RECORDS:
+ + + + +
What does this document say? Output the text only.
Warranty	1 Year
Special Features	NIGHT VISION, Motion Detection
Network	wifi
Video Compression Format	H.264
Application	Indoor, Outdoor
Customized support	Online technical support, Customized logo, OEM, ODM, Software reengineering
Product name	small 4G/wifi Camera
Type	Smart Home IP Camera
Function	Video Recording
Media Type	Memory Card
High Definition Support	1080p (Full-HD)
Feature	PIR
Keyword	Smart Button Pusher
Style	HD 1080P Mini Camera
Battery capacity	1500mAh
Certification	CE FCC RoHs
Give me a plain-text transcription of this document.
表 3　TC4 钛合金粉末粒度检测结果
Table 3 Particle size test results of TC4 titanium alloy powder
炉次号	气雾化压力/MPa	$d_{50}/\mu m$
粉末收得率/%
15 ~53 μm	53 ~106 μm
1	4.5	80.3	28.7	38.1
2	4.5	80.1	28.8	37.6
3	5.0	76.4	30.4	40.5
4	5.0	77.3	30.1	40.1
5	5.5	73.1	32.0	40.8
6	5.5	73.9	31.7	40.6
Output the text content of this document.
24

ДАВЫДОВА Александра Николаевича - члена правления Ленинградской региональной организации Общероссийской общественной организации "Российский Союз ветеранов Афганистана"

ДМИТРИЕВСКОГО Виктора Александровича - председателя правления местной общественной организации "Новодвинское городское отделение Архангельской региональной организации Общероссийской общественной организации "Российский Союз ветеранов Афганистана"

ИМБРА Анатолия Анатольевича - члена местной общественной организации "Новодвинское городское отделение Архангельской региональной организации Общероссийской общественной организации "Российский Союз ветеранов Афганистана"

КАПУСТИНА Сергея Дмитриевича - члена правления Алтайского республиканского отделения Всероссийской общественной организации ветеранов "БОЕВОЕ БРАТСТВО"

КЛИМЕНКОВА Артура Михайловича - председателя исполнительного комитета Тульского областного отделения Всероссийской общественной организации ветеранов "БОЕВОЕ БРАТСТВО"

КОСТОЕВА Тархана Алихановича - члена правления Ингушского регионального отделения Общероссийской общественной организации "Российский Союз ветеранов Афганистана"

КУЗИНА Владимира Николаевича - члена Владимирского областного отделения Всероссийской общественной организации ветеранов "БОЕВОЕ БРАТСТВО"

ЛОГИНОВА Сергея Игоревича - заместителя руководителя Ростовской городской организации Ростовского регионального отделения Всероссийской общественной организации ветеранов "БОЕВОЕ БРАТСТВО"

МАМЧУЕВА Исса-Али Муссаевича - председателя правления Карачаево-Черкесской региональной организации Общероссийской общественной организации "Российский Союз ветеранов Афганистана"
+ + + + +
BRIEF: All of the data above should be transcribed exactly.

ANSWER IN FULL:
What does this document say? Output the text only.
Warranty	1 Year
Special Features	NIGHT VISION, Motion Detection
Network	wifi
Video Compression Format	H.264
Application	Indoor, Outdoor
Customized support	Online technical support, Customized logo, OEM, ODM, Software reengineering
Product name	small 4G/wifi Camera
Type	Smart Home IP Camera
Function	Video Recording
Media Type	Memory Card
High Definition Support	1080p (Full-HD)
Feature	PIR
Keyword	Smart Button Pusher
Style	HD 1080P Mini Camera
Battery capacity	1500mAh
Certification	CE FCC RoHs
Give me a plain-text transcription of this document.
表 3　TC4 钛合金粉末粒度检测结果
Table 3 Particle size test results of TC4 titanium alloy powder
炉次号	气雾化压力/MPa	$d_{50}/\mu m$
粉末收得率/%
15 ~53 μm	53 ~106 μm
1	4.5	80.3	28.7	38.1
2	4.5	80.1	28.8	37.6
3	5.0	76.4	30.4	40.5
4	5.0	77.3	30.1	40.1
5	5.5	73.1	32.0	40.8
6	5.5	73.9	31.7	40.6
Output the text content of this document.
24

ДАВЫДОВА Александра Николаевича - члена правления Ленинградской региональной организации Общероссийской общественной организации "Российский Союз ветеранов Афганистана"

ДМИТРИЕВСКОГО Виктора Александровича - председателя правления местной общественной организации "Новодвинское городское отделение Архангельской региональной организации Общероссийской общественной организации "Российский Союз ветеранов Афганистана"

ИМБРА Анатолия Анатольевича - члена местной общественной организации "Новодвинское городское отделение Архангельской региональной организации Общероссийской общественной организации "Российский Союз ветеранов Афганистана"

КАПУСТИНА Сергея Дмитриевича - члена правления Алтайского республиканского отделения Всероссийской общественной организации ветеранов "БОЕВОЕ БРАТСТВО"

КЛИМЕНКОВА Артура Михайловича - председателя исполнительного комитета Тульского областного отделения Всероссийской общественной организации ветеранов "БОЕВОЕ БРАТСТВО"

КОСТОЕВА Тархана Алихановича - члена правления Ингушского регионального отделения Общероссийской общественной организации "Российский Союз ветеранов Афганистана"

КУЗИНА Владимира Николаевича - члена Владимирского областного отделения Всероссийской общественной организации ветеранов "БОЕВОЕ БРАТСТВО"

ЛОГИНОВА Сергея Игоревича - заместителя руководителя Ростовской городской организации Ростовского регионального отделения Всероссийской общественной организации ветеранов "БОЕВОЕ БРАТСТВО"

МАМЧУЕВА Исса-Али Муссаевича - председателя правления Карачаево-Черкесской региональной организации Общероссийской общественной организации "Российский Союз ветеранов Афганистана"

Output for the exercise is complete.